___ The input
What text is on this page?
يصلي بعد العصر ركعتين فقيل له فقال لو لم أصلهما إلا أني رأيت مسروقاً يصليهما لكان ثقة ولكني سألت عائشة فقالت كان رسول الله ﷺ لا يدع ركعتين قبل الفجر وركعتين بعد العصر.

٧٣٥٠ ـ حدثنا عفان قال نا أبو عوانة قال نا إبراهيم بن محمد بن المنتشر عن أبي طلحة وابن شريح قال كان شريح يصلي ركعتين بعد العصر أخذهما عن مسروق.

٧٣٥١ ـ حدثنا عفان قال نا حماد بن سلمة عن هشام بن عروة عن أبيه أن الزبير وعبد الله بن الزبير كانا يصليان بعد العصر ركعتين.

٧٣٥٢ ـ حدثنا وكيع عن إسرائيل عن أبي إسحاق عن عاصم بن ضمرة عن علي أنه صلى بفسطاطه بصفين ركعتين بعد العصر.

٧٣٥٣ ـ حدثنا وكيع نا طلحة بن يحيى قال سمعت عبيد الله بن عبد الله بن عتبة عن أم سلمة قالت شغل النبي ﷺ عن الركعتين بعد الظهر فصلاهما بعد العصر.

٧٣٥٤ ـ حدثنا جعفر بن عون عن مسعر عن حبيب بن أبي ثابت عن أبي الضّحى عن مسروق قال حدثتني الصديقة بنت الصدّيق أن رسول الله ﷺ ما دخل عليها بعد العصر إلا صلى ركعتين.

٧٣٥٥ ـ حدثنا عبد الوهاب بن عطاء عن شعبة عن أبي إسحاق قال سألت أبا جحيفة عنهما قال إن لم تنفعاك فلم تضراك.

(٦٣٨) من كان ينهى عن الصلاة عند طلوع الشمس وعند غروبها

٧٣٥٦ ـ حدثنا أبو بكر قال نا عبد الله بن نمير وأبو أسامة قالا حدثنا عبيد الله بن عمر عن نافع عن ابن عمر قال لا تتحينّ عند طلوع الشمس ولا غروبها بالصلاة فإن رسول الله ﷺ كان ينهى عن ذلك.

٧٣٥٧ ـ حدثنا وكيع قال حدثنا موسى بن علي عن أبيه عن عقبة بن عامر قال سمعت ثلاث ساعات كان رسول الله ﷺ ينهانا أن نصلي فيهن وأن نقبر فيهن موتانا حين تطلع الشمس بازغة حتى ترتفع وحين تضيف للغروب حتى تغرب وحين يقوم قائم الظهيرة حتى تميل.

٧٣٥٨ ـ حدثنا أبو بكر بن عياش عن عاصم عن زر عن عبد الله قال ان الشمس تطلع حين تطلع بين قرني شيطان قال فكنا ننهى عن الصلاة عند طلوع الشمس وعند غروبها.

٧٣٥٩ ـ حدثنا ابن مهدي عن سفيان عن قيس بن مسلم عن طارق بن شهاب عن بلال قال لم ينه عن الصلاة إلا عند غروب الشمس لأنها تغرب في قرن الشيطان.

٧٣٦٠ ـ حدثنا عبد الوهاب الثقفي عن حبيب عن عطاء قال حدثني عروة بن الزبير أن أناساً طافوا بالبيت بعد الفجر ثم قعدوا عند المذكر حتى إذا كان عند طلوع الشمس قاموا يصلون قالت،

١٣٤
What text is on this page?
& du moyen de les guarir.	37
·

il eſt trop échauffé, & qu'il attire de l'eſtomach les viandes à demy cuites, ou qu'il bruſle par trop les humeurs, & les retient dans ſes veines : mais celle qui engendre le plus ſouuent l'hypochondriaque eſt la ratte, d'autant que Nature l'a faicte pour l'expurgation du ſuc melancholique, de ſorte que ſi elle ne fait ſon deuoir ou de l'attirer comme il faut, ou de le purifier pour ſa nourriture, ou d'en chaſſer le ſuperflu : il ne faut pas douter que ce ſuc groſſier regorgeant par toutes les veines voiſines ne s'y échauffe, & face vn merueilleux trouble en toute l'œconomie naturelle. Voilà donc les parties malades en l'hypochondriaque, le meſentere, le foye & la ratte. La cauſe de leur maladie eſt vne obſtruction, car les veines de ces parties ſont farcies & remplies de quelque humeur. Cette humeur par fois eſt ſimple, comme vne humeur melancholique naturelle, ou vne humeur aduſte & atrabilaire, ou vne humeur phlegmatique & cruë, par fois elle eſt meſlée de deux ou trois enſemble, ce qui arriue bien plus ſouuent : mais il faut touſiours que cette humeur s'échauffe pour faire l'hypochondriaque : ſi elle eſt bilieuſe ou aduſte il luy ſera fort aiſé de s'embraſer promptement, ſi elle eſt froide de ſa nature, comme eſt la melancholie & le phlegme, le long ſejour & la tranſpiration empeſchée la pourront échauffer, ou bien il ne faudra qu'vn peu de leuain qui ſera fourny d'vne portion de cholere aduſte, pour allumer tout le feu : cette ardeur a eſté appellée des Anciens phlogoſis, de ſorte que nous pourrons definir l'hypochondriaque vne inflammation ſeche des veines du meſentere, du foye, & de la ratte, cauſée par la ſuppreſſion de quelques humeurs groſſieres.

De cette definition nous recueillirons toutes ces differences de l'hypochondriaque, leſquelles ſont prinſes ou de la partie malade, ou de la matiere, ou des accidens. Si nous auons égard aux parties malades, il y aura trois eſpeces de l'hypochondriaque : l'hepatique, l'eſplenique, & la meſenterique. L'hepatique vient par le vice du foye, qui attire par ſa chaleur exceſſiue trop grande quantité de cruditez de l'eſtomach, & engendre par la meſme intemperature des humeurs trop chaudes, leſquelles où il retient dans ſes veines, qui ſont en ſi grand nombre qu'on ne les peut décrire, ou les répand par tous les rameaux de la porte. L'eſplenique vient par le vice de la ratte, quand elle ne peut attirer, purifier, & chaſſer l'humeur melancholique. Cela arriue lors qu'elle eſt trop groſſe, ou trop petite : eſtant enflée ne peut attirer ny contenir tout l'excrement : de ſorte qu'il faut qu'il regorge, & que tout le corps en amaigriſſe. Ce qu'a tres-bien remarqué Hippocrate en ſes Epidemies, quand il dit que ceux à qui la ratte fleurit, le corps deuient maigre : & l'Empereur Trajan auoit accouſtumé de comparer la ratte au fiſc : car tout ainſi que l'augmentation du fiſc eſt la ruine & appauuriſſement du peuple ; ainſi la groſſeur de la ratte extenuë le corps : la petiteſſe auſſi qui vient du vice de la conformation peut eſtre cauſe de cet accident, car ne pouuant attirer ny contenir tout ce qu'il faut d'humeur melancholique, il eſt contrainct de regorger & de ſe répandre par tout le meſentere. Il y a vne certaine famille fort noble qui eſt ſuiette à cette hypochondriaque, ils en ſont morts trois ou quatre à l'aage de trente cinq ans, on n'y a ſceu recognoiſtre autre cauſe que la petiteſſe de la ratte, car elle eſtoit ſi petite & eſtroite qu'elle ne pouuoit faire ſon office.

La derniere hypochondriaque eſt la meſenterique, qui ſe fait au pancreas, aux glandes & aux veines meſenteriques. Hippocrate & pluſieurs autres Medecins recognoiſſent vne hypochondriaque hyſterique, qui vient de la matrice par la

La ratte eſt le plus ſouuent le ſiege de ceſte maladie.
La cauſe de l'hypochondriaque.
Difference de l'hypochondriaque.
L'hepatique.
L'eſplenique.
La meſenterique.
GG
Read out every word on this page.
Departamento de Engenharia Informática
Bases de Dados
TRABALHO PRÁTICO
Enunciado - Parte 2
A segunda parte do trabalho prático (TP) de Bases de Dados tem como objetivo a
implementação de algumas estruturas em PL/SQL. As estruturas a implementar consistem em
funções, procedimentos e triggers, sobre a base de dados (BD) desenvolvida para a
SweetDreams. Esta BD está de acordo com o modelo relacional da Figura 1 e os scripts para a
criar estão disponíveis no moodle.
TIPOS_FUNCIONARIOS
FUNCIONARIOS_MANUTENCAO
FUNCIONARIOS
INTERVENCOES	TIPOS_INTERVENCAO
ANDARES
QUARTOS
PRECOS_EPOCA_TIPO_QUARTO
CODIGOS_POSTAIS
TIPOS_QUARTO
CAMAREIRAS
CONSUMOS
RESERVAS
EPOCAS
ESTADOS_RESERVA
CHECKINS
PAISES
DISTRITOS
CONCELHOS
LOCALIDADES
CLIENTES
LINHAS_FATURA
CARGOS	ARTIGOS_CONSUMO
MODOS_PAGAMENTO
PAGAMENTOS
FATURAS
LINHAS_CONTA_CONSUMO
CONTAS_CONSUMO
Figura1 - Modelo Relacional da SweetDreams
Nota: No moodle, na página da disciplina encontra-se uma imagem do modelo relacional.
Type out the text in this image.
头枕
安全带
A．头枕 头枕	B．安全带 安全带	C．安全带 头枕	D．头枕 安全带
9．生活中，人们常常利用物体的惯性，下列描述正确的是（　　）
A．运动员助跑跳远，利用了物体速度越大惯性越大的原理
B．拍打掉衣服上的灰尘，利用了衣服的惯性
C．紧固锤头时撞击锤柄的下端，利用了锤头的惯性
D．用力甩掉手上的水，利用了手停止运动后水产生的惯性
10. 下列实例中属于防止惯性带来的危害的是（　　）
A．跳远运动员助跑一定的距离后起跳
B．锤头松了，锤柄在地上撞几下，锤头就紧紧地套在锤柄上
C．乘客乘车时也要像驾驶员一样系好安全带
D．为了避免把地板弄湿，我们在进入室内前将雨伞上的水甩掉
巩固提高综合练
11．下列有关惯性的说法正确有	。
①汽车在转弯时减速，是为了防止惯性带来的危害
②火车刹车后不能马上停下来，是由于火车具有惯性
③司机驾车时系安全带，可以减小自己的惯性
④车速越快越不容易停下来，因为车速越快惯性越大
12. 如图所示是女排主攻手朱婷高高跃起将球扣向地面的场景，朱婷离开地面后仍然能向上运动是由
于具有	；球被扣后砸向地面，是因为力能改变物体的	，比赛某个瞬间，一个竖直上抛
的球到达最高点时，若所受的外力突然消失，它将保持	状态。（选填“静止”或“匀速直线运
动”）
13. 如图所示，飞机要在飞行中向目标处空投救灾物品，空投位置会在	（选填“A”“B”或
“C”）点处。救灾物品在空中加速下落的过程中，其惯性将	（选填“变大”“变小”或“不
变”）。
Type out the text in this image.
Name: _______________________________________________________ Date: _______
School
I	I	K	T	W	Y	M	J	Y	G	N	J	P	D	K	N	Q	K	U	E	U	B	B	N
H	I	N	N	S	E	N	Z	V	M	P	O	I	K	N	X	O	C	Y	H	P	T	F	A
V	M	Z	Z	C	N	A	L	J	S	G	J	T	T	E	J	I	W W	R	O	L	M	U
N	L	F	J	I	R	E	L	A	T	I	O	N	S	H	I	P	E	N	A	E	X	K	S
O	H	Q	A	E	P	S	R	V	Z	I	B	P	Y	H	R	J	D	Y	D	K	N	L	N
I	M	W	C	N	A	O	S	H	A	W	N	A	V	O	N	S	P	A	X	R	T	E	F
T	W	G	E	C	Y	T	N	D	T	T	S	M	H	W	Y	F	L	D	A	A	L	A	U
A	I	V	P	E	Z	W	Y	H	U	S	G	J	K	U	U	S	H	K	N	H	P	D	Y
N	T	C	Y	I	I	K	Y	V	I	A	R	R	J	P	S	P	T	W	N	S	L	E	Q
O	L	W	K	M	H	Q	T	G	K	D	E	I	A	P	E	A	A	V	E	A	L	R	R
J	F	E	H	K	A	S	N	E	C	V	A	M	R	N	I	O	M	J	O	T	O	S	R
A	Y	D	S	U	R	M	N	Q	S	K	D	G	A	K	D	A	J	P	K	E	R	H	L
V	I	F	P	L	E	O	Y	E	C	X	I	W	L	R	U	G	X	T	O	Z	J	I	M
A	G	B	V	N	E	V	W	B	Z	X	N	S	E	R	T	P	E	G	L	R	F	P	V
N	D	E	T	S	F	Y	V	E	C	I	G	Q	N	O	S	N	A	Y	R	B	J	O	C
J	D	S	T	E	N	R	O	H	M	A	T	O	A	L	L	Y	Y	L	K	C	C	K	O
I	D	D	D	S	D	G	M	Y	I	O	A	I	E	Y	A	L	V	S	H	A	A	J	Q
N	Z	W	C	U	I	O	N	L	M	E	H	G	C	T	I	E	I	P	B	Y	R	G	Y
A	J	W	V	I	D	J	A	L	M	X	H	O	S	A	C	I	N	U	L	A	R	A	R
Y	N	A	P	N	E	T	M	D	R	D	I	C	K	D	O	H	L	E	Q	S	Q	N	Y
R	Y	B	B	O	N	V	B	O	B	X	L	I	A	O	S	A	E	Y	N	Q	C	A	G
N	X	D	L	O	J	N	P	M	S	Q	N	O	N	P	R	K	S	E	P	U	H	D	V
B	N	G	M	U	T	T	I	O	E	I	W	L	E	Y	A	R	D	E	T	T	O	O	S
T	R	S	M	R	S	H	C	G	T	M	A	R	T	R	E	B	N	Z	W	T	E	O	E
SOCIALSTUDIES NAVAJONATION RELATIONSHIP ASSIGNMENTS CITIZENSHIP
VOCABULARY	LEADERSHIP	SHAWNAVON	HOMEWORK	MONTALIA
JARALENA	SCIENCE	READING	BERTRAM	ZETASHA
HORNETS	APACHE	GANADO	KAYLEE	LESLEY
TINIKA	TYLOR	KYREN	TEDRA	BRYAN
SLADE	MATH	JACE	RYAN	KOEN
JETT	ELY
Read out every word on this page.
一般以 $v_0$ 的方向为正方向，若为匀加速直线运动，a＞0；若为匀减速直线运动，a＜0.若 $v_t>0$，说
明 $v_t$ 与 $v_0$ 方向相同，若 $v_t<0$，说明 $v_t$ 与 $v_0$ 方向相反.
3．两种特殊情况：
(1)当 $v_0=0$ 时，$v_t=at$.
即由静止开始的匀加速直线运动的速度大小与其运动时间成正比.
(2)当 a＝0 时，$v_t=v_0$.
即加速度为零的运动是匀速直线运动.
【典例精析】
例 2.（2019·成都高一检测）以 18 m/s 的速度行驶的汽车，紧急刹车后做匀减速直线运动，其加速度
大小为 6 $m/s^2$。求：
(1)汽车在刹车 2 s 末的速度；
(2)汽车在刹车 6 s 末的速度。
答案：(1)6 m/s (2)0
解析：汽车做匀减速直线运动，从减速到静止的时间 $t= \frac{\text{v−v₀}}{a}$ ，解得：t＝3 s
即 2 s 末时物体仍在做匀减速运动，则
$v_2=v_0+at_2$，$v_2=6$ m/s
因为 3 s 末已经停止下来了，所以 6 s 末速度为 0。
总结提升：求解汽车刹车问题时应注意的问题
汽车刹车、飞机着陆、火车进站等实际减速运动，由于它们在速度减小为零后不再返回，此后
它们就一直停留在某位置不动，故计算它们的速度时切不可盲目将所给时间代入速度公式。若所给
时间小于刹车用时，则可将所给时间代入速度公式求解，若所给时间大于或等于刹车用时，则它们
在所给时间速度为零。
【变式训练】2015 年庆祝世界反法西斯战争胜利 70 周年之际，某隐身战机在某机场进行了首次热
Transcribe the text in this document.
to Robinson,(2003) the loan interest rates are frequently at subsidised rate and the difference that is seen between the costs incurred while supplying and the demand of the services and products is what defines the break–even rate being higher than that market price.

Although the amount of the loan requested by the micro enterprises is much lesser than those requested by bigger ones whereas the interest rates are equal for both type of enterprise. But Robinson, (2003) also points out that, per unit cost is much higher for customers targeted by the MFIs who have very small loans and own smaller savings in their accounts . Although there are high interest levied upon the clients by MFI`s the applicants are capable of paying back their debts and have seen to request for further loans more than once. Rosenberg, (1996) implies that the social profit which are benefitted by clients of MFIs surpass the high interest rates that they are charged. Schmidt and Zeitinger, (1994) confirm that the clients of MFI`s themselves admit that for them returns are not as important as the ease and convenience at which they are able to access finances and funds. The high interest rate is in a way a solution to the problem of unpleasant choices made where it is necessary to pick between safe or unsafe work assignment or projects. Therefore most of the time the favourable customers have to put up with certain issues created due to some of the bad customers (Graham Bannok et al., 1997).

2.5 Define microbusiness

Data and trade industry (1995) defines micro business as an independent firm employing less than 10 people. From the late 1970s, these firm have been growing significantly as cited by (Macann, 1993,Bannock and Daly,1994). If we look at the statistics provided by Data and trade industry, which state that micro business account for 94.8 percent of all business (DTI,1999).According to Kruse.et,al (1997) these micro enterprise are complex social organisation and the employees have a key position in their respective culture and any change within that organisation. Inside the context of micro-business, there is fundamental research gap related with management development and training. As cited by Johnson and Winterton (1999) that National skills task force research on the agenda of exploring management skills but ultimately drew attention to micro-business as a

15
______
Go through the listing above and list every line that has the word "عبيد".

→ **Output for this exercise**:
٧٣٥٣ ـ حدثنا وكيع نا طلحة بن يحيى قال سمعت عبيد الله بن عبد الله بن عتبة عن أم سلمة قالت شغل النبي ﷺ عن الركعتين بعد الظهر فصلاهما بعد العصر.
٧٣٥٦ ـ حدثنا أبو بكر قال نا عبد الله بن نمير وأبو أسامة قالا حدثنا عبيد الله بن عمر عن نافع عن ابن عمر قال لا تتحينّ عند طلوع الشمس ولا غروبها بالصلاة فإن رسول الله ﷺ كان ينهى عن ذلك.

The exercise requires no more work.